Search the material for the word "name" and report each line where it turns up.

(Stored records)
____
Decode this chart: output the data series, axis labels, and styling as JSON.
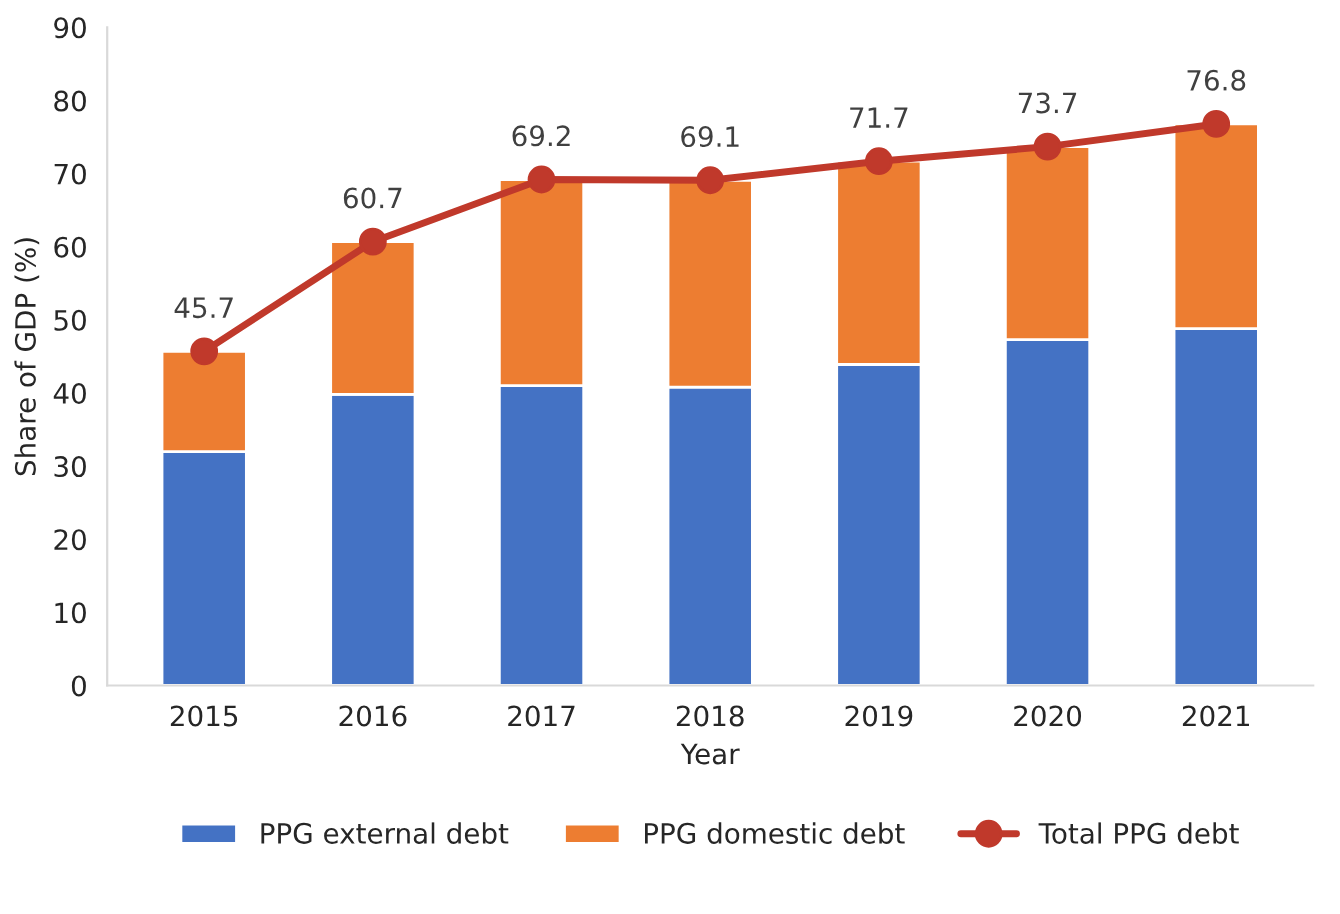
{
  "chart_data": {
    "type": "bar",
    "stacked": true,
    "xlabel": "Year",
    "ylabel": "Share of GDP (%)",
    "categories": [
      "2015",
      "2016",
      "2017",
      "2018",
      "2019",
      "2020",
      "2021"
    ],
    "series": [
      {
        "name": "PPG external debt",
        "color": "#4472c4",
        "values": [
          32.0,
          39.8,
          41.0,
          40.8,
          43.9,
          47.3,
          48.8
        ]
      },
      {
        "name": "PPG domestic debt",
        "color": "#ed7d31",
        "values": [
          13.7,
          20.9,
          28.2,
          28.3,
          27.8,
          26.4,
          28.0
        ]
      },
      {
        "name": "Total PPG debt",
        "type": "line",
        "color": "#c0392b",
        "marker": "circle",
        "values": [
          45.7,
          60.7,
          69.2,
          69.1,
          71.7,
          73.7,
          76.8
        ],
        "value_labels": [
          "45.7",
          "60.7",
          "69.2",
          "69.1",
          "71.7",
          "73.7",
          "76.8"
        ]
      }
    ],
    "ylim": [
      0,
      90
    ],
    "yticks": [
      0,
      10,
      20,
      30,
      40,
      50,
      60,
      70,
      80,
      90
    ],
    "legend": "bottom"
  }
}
____
— Answer for the task —
        "name": "PPG external debt",
        "name": "PPG domestic debt",
        "name": "Total PPG debt",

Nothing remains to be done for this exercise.